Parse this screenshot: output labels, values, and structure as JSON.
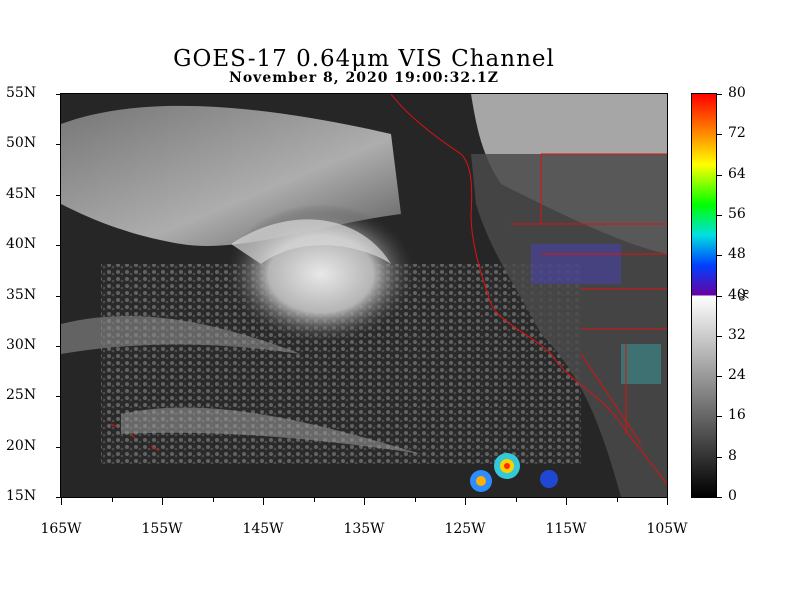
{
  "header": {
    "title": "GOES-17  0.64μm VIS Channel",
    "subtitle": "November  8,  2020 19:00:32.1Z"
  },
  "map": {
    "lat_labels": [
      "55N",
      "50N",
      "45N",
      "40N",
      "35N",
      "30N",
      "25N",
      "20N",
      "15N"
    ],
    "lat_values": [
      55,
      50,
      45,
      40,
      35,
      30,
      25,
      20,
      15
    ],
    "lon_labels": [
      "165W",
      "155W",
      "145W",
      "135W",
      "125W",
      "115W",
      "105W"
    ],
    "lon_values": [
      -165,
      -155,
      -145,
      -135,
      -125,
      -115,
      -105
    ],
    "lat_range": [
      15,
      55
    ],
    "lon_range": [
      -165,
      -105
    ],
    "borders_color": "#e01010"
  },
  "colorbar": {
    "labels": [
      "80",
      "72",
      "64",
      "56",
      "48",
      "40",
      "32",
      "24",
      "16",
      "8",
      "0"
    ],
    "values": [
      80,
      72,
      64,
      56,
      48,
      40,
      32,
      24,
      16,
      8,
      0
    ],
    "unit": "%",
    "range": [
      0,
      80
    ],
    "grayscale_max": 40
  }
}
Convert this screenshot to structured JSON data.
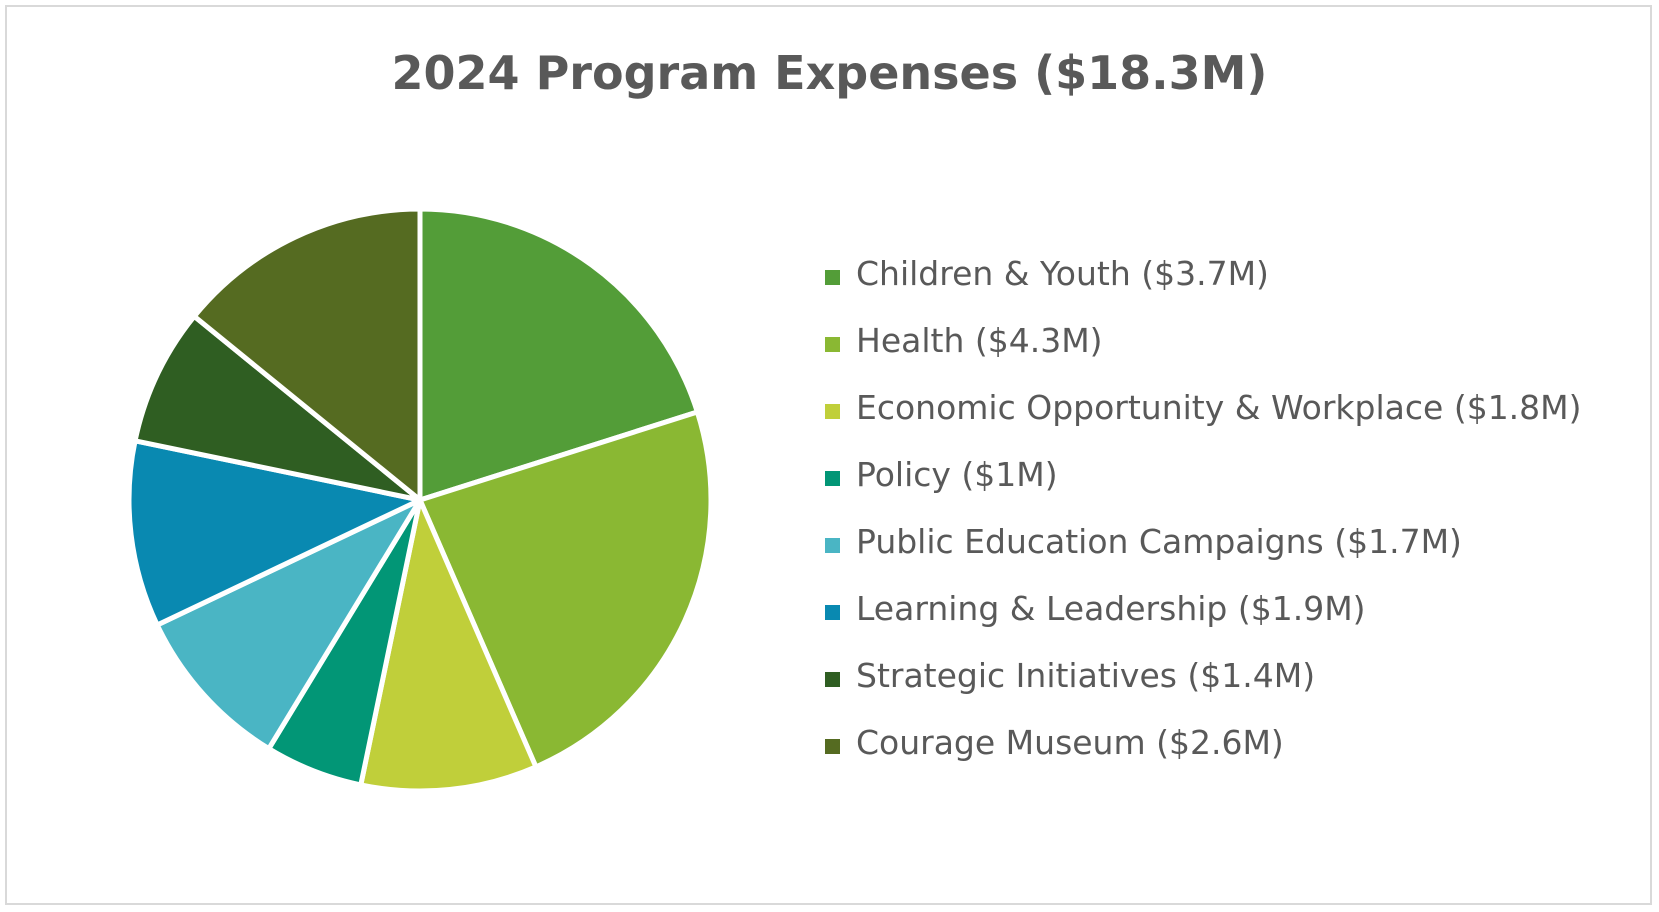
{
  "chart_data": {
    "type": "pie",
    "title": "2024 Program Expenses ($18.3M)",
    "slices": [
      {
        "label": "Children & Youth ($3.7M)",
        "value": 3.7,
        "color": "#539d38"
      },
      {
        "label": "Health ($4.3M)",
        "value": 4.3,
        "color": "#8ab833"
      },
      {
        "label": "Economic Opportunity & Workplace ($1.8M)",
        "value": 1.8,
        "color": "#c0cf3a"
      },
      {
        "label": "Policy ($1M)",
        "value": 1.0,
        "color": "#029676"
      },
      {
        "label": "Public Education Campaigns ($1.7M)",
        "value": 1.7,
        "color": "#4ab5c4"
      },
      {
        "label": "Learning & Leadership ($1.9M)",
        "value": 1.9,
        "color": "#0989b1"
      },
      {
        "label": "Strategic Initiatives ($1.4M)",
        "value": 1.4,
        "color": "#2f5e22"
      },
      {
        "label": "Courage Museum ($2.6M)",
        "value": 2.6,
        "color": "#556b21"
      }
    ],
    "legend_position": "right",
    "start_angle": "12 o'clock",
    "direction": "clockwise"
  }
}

+--

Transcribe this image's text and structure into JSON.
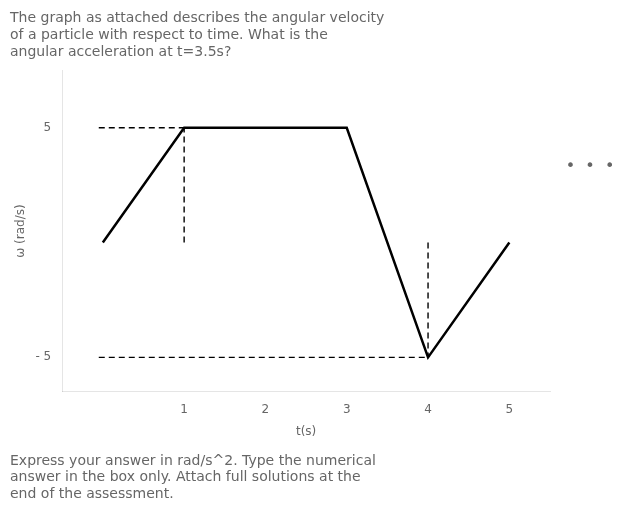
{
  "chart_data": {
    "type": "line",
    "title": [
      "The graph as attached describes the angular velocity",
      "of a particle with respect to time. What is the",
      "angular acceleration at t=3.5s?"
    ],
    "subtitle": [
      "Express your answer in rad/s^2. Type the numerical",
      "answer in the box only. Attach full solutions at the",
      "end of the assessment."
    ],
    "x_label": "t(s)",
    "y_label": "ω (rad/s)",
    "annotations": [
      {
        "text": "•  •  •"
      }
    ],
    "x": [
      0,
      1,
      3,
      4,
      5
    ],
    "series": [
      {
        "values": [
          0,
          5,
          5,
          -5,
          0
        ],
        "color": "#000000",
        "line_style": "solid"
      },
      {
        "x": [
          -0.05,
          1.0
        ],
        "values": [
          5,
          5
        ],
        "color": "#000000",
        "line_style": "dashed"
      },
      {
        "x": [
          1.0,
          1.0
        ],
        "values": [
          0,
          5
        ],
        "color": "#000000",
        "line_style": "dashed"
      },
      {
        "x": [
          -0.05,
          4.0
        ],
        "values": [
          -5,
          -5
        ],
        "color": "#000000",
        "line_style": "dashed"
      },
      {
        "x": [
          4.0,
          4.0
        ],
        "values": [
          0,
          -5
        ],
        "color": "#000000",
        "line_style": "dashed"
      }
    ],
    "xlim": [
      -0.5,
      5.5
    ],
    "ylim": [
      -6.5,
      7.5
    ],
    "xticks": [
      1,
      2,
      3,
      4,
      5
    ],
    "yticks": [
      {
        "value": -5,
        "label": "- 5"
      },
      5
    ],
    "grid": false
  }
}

+--

In the entries above, count each line holding "angular" and report the total and nothing more.

2